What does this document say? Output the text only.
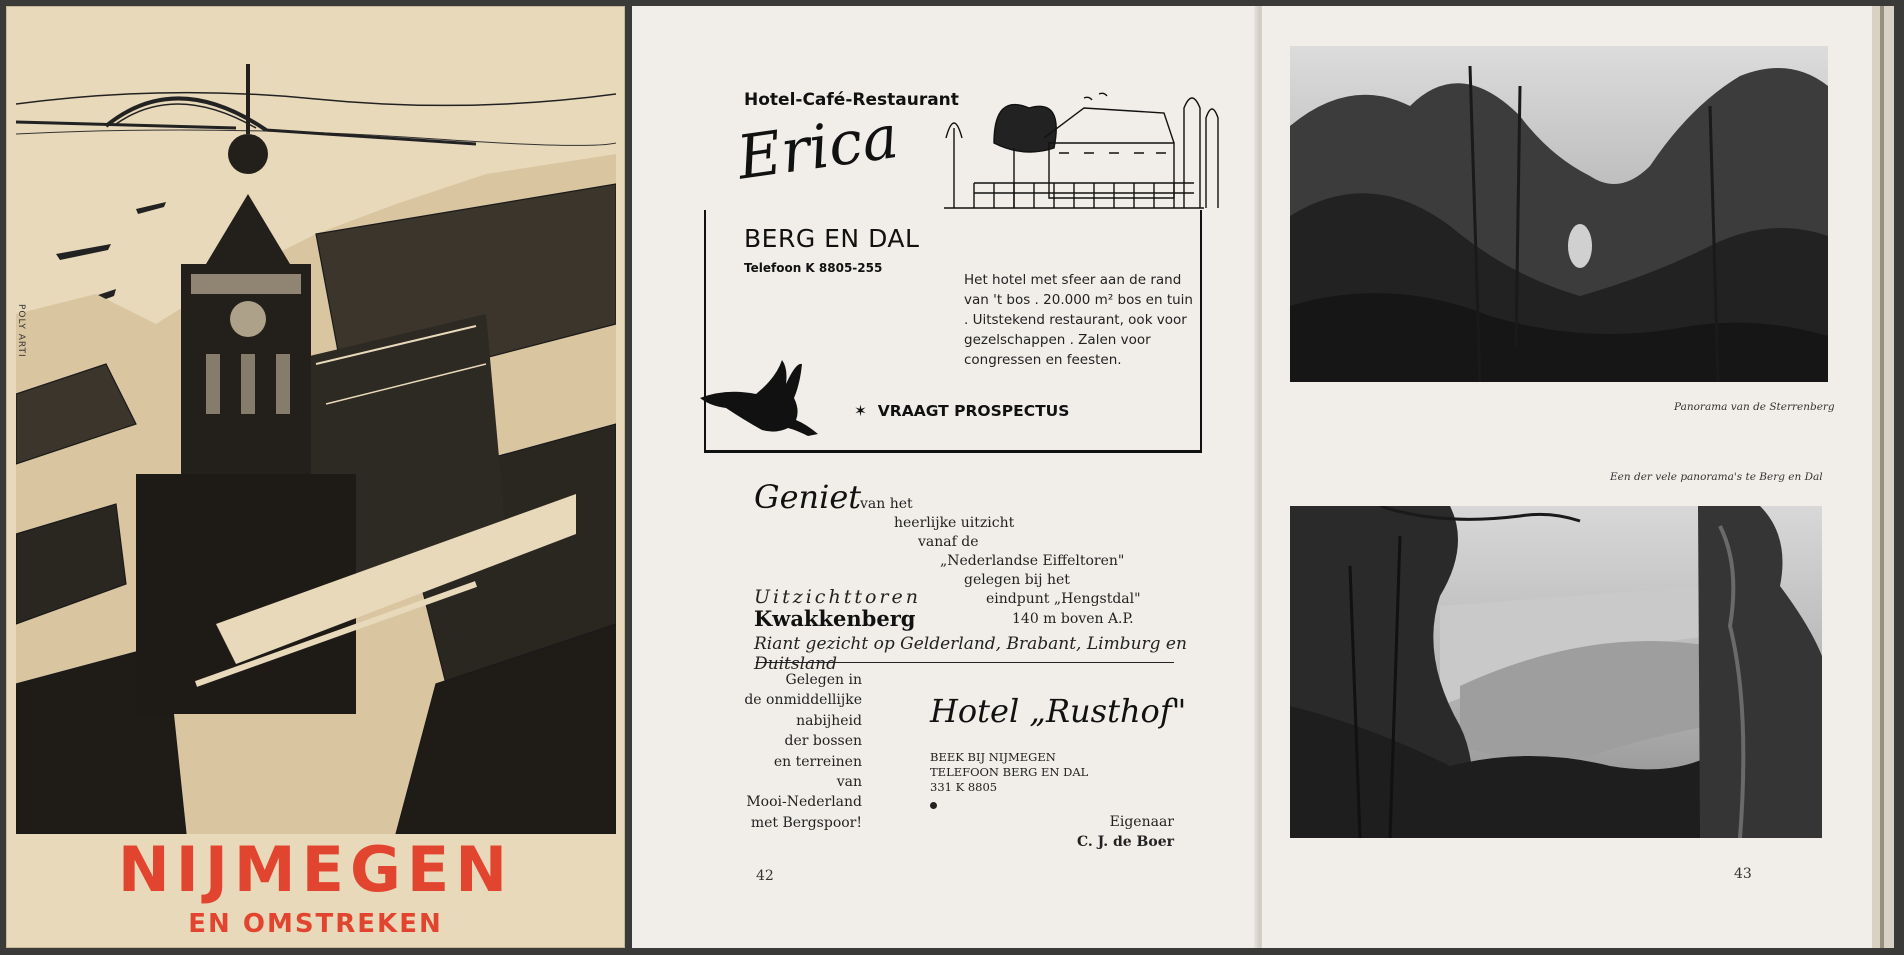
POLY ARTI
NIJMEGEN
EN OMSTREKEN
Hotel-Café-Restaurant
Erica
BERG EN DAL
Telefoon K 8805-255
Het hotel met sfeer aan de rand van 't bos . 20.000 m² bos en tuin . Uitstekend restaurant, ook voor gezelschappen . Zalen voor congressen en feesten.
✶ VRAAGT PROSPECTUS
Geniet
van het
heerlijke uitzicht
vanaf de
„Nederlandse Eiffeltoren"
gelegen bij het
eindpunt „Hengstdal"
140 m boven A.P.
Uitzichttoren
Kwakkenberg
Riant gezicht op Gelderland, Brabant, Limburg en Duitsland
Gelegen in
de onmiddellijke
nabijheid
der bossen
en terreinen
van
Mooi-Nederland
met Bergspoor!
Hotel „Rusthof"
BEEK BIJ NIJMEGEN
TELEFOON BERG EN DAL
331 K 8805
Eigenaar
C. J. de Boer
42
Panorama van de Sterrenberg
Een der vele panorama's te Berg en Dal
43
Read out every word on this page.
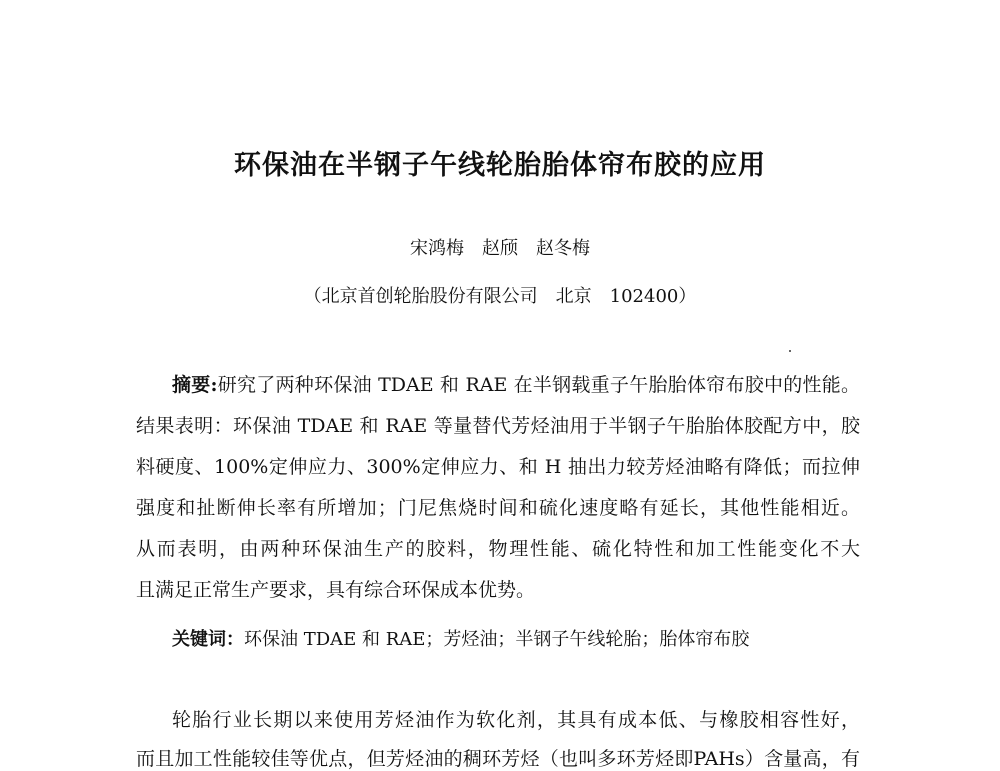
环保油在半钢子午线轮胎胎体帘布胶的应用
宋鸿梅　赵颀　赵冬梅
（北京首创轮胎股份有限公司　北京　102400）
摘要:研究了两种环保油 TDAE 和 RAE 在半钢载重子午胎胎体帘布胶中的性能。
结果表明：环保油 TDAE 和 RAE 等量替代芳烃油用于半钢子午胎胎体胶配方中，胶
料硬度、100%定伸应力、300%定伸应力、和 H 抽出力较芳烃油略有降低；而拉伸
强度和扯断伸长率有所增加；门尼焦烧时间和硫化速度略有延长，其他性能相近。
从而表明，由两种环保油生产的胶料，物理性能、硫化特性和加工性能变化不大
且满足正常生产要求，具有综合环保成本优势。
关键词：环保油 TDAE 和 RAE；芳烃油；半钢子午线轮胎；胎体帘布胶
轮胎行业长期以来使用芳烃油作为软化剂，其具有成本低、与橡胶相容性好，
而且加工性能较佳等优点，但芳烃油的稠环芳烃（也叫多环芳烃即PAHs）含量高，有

------------------------------------------------

_Stated task_:
Without the pictures, return all the records precisely as they stand.

_Task response_:
What does this document say? Output the text only.
POLY ARTI
NIJMEGEN
EN OMSTREKEN
Hotel-Café-Restaurant
Erica
BERG EN DAL
Telefoon K 8805-255
Het hotel met sfeer aan de rand van 't bos . 20.000 m² bos en tuin . Uitstekend restaurant, ook voor gezelschappen . Zalen voor congressen en feesten.
✶ VRAAGT PROSPECTUS
Geniet
van het
heerlijke uitzicht
vanaf de
„Nederlandse Eiffeltoren"
gelegen bij het
eindpunt „Hengstdal"
140 m boven A.P.
Uitzichttoren
Kwakkenberg
Riant gezicht op Gelderland, Brabant, Limburg en Duitsland
Gelegen in
de onmiddellijke
nabijheid
der bossen
en terreinen
van
Mooi-Nederland
met Bergspoor!
Hotel „Rusthof"
BEEK BIJ NIJMEGEN
TELEFOON BERG EN DAL
331 K 8805
Eigenaar
C. J. de Boer
42
Panorama van de Sterrenberg
Een der vele panorama's te Berg en Dal
43
Read out every word on this page.
环保油在半钢子午线轮胎胎体帘布胶的应用
宋鸿梅　赵颀　赵冬梅
（北京首创轮胎股份有限公司　北京　102400）
摘要:研究了两种环保油 TDAE 和 RAE 在半钢载重子午胎胎体帘布胶中的性能。
结果表明：环保油 TDAE 和 RAE 等量替代芳烃油用于半钢子午胎胎体胶配方中，胶
料硬度、100%定伸应力、300%定伸应力、和 H 抽出力较芳烃油略有降低；而拉伸
强度和扯断伸长率有所增加；门尼焦烧时间和硫化速度略有延长，其他性能相近。
从而表明，由两种环保油生产的胶料，物理性能、硫化特性和加工性能变化不大
且满足正常生产要求，具有综合环保成本优势。
关键词：环保油 TDAE 和 RAE；芳烃油；半钢子午线轮胎；胎体帘布胶
轮胎行业长期以来使用芳烃油作为软化剂，其具有成本低、与橡胶相容性好，
而且加工性能较佳等优点，但芳烃油的稠环芳烃（也叫多环芳烃即PAHs）含量高，有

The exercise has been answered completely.